* **REQUEST**: All of the material below is to be returned exactly.

* **DATA TO PROCESS**:
******************************

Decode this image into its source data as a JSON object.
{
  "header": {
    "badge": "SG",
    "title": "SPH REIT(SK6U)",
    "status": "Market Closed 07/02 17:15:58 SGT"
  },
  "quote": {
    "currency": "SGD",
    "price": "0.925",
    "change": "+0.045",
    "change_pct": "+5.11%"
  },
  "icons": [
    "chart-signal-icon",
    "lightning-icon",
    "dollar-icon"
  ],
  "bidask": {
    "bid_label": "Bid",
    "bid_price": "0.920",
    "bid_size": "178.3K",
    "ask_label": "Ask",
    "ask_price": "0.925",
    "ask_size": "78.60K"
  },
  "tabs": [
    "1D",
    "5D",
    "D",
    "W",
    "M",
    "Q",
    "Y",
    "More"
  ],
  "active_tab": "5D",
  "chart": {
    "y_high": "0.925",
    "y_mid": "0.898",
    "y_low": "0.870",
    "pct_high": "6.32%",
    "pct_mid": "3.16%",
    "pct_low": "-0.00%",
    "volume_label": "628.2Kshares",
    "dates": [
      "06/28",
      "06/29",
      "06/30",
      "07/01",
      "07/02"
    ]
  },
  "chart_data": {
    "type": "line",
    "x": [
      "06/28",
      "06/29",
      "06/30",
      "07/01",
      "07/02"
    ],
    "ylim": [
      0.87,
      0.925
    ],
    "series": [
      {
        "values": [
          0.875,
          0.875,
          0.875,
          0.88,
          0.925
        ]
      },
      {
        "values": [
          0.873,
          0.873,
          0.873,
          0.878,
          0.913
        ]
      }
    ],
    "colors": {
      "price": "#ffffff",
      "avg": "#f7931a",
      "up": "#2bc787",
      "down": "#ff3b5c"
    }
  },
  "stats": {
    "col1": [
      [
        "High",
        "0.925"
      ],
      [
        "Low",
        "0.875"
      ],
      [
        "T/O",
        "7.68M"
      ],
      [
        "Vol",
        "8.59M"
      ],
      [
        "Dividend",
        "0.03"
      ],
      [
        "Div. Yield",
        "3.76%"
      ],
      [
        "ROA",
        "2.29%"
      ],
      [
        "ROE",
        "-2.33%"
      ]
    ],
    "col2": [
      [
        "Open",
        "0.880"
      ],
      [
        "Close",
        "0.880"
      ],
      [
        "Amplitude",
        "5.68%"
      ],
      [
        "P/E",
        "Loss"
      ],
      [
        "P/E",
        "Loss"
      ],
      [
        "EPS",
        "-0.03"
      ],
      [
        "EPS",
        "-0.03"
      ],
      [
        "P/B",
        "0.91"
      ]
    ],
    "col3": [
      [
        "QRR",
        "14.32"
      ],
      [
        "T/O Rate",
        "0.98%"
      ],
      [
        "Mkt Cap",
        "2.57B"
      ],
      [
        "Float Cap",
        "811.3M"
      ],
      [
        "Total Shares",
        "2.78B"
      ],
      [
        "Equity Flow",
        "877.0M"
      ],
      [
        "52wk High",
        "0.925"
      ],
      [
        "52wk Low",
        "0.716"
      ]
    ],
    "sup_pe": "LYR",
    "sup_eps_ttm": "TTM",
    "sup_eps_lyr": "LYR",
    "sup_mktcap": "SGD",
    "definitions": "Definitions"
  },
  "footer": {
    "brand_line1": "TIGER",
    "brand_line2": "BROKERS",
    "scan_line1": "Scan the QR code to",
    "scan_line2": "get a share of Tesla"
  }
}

******************************

* **TASK ANSWER**:
Decode this image into its source data as a JSON object.
{
  "header": {
    "badge": "SG",
    "title": "SPH REIT(SK6U)",
    "status": "Market Closed 07/02 17:15:58 SGT"
  },
  "quote": {
    "currency": "SGD",
    "price": "0.925",
    "change": "+0.045",
    "change_pct": "+5.11%"
  },
  "icons": [
    "chart-signal-icon",
    "lightning-icon",
    "dollar-icon"
  ],
  "bidask": {
    "bid_label": "Bid",
    "bid_price": "0.920",
    "bid_size": "178.3K",
    "ask_label": "Ask",
    "ask_price": "0.925",
    "ask_size": "78.60K"
  },
  "tabs": [
    "1D",
    "5D",
    "D",
    "W",
    "M",
    "Q",
    "Y",
    "More"
  ],
  "active_tab": "5D",
  "chart": {
    "y_high": "0.925",
    "y_mid": "0.898",
    "y_low": "0.870",
    "pct_high": "6.32%",
    "pct_mid": "3.16%",
    "pct_low": "-0.00%",
    "volume_label": "628.2Kshares",
    "dates": [
      "06/28",
      "06/29",
      "06/30",
      "07/01",
      "07/02"
    ]
  },
  "chart_data": {
    "type": "line",
    "x": [
      "06/28",
      "06/29",
      "06/30",
      "07/01",
      "07/02"
    ],
    "ylim": [
      0.87,
      0.925
    ],
    "series": [
      {
        "values": [
          0.875,
          0.875,
          0.875,
          0.88,
          0.925
        ]
      },
      {
        "values": [
          0.873,
          0.873,
          0.873,
          0.878,
          0.913
        ]
      }
    ],
    "colors": {
      "price": "#ffffff",
      "avg": "#f7931a",
      "up": "#2bc787",
      "down": "#ff3b5c"
    }
  },
  "stats": {
    "col1": [
      [
        "High",
        "0.925"
      ],
      [
        "Low",
        "0.875"
      ],
      [
        "T/O",
        "7.68M"
      ],
      [
        "Vol",
        "8.59M"
      ],
      [
        "Dividend",
        "0.03"
      ],
      [
        "Div. Yield",
        "3.76%"
      ],
      [
        "ROA",
        "2.29%"
      ],
      [
        "ROE",
        "-2.33%"
      ]
    ],
    "col2": [
      [
        "Open",
        "0.880"
      ],
      [
        "Close",
        "0.880"
      ],
      [
        "Amplitude",
        "5.68%"
      ],
      [
        "P/E",
        "Loss"
      ],
      [
        "P/E",
        "Loss"
      ],
      [
        "EPS",
        "-0.03"
      ],
      [
        "EPS",
        "-0.03"
      ],
      [
        "P/B",
        "0.91"
      ]
    ],
    "col3": [
      [
        "QRR",
        "14.32"
      ],
      [
        "T/O Rate",
        "0.98%"
      ],
      [
        "Mkt Cap",
        "2.57B"
      ],
      [
        "Float Cap",
        "811.3M"
      ],
      [
        "Total Shares",
        "2.78B"
      ],
      [
        "Equity Flow",
        "877.0M"
      ],
      [
        "52wk High",
        "0.925"
      ],
      [
        "52wk Low",
        "0.716"
      ]
    ],
    "sup_pe": "LYR",
    "sup_eps_ttm": "TTM",
    "sup_eps_lyr": "LYR",
    "sup_mktcap": "SGD",
    "definitions": "Definitions"
  },
  "footer": {
    "brand_line1": "TIGER",
    "brand_line2": "BROKERS",
    "scan_line1": "Scan the QR code to",
    "scan_line2": "get a share of Tesla"
  }
}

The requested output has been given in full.